*REQUIRED TASK*. In the data below, locate each line with the word "text" and list it.

*RECORD LIST*.
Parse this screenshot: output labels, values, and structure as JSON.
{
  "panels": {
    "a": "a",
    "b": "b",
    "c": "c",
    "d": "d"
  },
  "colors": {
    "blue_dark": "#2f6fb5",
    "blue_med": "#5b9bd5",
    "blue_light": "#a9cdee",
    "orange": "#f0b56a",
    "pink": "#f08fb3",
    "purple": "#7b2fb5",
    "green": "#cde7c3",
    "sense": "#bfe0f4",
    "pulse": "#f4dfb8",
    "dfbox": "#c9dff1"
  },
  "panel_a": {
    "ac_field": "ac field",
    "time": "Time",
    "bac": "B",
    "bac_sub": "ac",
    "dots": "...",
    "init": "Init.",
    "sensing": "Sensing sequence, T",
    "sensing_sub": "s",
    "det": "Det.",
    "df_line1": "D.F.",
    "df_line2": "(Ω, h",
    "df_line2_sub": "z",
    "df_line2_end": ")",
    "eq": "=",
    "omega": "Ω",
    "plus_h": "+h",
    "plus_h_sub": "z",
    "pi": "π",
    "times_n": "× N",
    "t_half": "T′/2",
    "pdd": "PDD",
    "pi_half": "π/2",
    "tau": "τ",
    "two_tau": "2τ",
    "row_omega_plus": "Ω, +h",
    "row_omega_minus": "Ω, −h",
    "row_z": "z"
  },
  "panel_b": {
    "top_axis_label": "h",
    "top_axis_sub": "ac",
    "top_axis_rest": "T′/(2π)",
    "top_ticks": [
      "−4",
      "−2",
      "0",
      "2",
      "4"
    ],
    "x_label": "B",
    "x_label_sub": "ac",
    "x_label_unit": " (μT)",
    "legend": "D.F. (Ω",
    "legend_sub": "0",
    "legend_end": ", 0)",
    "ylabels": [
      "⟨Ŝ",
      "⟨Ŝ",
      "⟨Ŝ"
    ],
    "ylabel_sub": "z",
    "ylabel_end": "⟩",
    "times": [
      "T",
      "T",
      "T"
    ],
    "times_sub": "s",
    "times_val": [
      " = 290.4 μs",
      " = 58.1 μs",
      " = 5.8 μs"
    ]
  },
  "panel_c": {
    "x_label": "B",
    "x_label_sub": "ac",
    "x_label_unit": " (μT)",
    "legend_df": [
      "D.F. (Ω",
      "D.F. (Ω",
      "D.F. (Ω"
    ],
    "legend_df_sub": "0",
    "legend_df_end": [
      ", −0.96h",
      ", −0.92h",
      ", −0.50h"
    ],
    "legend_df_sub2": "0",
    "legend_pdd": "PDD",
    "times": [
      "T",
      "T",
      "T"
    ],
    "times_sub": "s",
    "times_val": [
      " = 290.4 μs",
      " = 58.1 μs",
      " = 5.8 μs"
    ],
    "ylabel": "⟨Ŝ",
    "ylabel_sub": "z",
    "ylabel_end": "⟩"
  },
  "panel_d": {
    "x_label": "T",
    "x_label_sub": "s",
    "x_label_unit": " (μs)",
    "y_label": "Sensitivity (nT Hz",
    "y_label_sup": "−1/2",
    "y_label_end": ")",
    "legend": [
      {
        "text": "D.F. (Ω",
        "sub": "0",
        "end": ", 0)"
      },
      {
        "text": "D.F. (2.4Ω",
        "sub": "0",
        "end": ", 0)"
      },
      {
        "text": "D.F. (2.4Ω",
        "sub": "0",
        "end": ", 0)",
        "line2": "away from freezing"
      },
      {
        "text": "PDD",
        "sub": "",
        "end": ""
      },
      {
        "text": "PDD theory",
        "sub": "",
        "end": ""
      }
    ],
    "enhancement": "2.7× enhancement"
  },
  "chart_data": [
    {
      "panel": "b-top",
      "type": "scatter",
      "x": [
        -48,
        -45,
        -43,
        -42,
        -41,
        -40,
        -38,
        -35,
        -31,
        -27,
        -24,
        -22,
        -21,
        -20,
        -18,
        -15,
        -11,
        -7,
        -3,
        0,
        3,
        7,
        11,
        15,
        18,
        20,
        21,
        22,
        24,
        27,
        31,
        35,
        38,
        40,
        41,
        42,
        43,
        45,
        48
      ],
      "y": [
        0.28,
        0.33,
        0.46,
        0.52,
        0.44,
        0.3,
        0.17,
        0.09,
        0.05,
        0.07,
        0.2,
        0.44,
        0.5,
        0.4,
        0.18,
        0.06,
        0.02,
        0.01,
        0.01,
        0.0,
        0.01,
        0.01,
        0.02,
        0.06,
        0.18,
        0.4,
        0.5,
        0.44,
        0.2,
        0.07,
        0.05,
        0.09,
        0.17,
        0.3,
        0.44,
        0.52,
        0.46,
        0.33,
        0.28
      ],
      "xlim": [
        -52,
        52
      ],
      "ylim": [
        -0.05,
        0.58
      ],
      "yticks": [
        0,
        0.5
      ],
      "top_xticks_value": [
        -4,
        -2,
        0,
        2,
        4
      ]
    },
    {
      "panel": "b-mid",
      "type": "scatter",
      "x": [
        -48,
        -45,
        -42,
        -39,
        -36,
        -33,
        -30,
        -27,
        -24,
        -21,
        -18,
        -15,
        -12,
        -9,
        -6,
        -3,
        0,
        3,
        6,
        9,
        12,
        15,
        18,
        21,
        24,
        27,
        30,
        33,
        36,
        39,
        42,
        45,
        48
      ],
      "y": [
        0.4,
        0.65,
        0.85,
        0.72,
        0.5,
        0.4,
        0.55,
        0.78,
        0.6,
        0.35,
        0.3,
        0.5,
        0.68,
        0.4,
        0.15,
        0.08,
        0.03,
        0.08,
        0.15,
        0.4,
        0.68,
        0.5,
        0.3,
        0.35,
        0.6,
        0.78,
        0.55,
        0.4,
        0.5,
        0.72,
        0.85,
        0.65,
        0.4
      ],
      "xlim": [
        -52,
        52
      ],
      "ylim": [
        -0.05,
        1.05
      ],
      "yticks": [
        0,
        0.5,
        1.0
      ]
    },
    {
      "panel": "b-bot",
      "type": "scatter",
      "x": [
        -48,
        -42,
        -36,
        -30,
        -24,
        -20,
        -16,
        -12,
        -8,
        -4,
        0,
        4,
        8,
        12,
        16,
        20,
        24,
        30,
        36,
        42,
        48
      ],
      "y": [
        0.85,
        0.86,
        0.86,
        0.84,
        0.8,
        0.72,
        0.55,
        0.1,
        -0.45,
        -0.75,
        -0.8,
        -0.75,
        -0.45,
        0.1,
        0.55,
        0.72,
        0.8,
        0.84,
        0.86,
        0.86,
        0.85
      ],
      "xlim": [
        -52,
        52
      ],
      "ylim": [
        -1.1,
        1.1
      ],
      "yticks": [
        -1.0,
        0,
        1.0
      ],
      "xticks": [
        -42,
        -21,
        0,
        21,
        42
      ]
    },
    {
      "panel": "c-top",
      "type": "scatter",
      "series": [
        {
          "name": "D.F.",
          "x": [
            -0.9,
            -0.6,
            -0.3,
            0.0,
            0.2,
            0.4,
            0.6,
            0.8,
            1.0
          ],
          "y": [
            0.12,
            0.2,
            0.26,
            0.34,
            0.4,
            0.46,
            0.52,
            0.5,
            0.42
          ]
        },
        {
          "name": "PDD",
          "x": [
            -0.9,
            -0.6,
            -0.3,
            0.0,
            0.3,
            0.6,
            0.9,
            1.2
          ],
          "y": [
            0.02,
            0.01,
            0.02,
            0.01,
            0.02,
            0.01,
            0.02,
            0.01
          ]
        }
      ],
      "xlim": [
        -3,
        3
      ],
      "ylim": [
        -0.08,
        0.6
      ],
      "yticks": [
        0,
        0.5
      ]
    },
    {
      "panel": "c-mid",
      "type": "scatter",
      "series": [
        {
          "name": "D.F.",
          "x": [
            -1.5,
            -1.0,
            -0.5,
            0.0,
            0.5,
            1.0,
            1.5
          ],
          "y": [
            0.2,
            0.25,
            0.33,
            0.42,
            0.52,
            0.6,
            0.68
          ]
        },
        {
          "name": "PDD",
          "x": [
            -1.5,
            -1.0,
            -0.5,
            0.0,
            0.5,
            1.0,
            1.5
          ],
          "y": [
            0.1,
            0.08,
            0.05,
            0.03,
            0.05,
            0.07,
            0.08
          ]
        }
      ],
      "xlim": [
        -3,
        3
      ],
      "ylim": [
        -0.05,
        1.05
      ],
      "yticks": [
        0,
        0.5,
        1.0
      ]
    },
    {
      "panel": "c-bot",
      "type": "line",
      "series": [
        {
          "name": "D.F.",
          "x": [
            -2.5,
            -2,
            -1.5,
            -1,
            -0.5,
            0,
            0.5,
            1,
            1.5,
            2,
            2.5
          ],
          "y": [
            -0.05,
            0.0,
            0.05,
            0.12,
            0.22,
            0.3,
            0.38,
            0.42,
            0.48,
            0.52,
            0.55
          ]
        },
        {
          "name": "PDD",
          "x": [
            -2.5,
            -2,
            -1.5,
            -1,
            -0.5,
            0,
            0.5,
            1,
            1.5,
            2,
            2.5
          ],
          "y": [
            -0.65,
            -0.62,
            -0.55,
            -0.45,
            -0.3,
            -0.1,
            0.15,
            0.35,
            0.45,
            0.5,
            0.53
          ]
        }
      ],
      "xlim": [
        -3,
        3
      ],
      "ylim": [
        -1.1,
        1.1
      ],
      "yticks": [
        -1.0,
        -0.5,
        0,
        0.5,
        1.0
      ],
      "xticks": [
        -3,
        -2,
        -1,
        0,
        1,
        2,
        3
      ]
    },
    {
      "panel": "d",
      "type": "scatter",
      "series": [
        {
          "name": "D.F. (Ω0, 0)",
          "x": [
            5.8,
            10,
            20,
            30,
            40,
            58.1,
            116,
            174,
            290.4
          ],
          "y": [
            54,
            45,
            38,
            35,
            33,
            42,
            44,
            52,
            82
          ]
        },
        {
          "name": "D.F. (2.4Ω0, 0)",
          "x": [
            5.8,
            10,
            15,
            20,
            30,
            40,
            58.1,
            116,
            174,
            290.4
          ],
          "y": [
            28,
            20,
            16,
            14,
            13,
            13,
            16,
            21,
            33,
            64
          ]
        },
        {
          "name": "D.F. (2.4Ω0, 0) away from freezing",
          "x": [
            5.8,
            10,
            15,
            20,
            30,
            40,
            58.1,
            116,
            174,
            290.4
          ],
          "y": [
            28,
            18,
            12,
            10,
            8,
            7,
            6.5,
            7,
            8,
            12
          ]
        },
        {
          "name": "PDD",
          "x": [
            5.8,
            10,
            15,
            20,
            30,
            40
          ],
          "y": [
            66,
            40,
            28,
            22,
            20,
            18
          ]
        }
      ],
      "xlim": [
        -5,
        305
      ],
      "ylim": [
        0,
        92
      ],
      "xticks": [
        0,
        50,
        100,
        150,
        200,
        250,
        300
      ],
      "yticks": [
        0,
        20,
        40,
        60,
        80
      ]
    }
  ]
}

*CORRECT RESPONSE*.
        "text": "D.F. (Ω",
        "text": "D.F. (2.4Ω",
        "text": "D.F. (2.4Ω",
        "text": "PDD",
        "text": "PDD theory",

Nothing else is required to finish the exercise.